Your instructions
Transcribe all the entries word for word, omitting any pictures they contain.
[start of Dataset records]
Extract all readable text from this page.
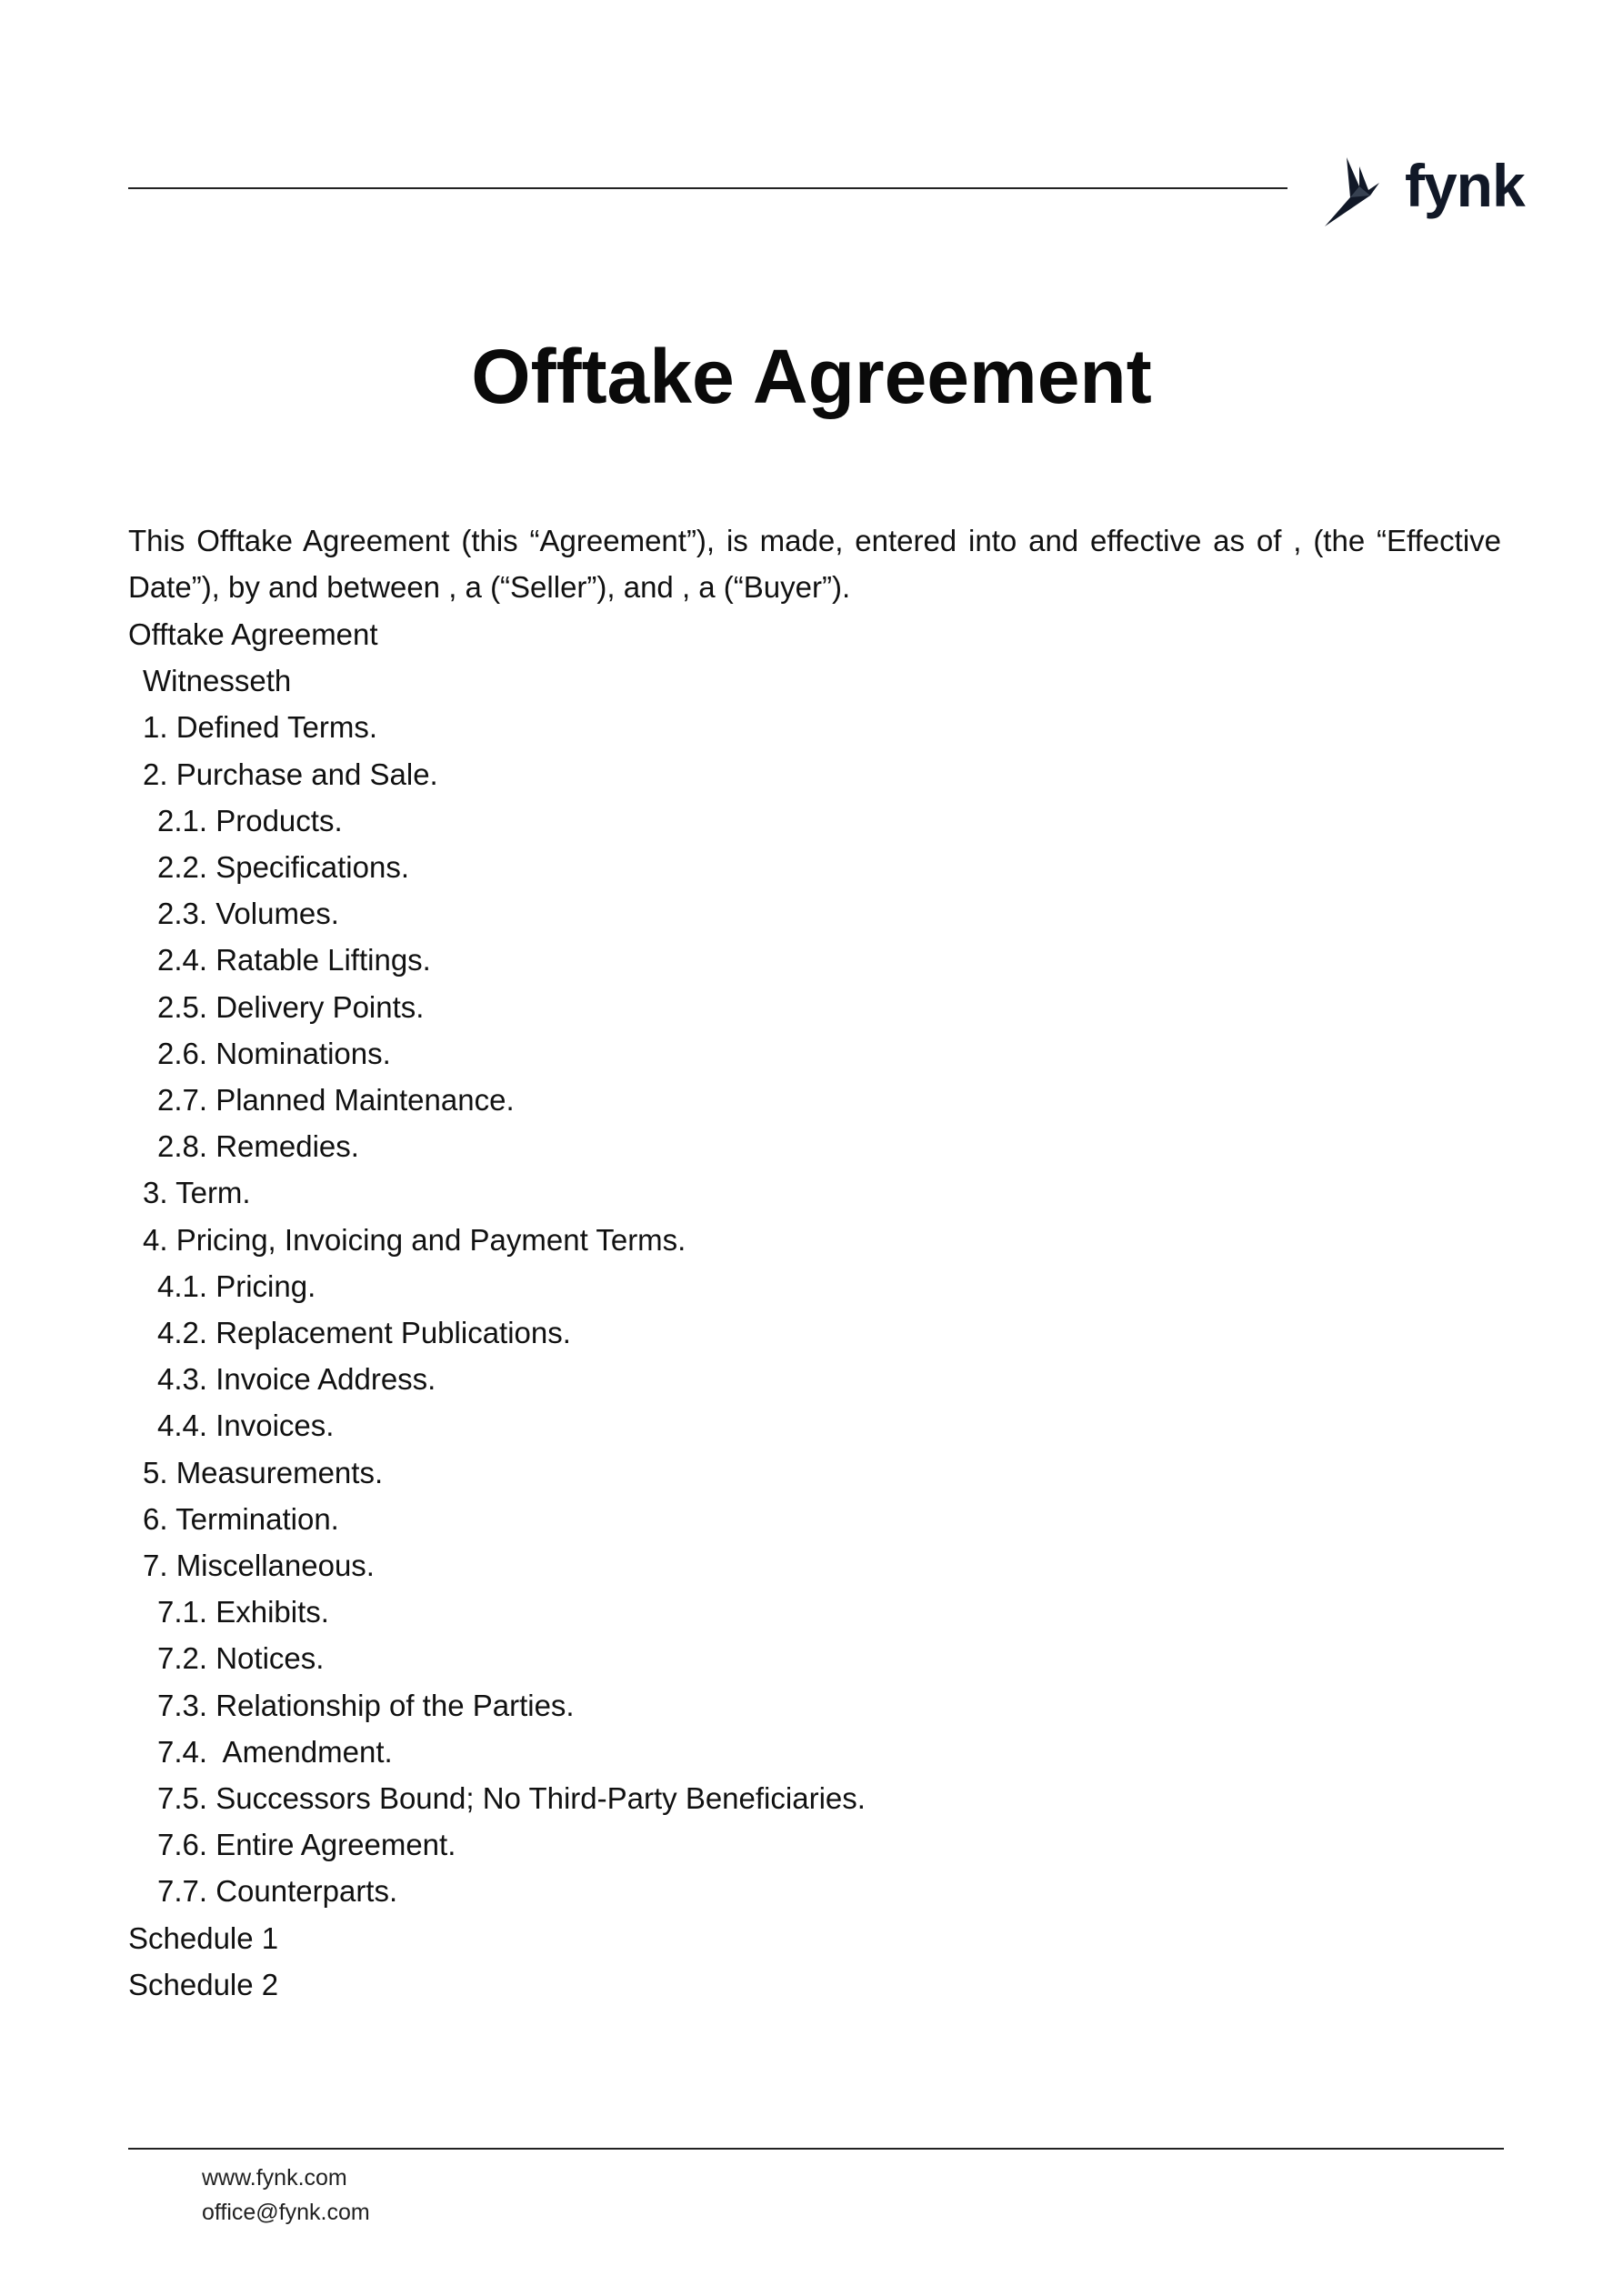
fynk
Offtake Agreement

This Offtake Agreement (this “Agreement”), is made, entered into and effective as of , (the “Effective Date”), by and between , a (“Seller”), and , a (“Buyer”).

Offtake Agreement
Witnesseth
1. Defined Terms.
2. Purchase and Sale.
2.1. Products.
2.2. Specifications.
2.3. Volumes.
2.4. Ratable Liftings.
2.5. Delivery Points.
2.6. Nominations.
2.7. Planned Maintenance.
2.8. Remedies.
3. Term.
4. Pricing, Invoicing and Payment Terms.
4.1. Pricing.
4.2. Replacement Publications.
4.3. Invoice Address.
4.4. Invoices.
5. Measurements.
6. Termination.
7. Miscellaneous.
7.1. Exhibits.
7.2. Notices.
7.3. Relationship of the Parties.
7.4.  Amendment.
7.5. Successors Bound; No Third-Party Beneficiaries.
7.6. Entire Agreement.
7.7. Counterparts.
Schedule 1
Schedule 2
www.fynk.com
office@fynk.com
[end of Dataset records]
Completed task
Extract all readable text from this page.
fynk
Offtake Agreement

This Offtake Agreement (this “Agreement”), is made, entered into and effective as of , (the “Effective Date”), by and between , a (“Seller”), and , a (“Buyer”).

Offtake Agreement
Witnesseth
1. Defined Terms.
2. Purchase and Sale.
2.1. Products.
2.2. Specifications.
2.3. Volumes.
2.4. Ratable Liftings.
2.5. Delivery Points.
2.6. Nominations.
2.7. Planned Maintenance.
2.8. Remedies.
3. Term.
4. Pricing, Invoicing and Payment Terms.
4.1. Pricing.
4.2. Replacement Publications.
4.3. Invoice Address.
4.4. Invoices.
5. Measurements.
6. Termination.
7. Miscellaneous.
7.1. Exhibits.
7.2. Notices.
7.3. Relationship of the Parties.
7.4.  Amendment.
7.5. Successors Bound; No Third-Party Beneficiaries.
7.6. Entire Agreement.
7.7. Counterparts.
Schedule 1
Schedule 2
www.fynk.com
office@fynk.com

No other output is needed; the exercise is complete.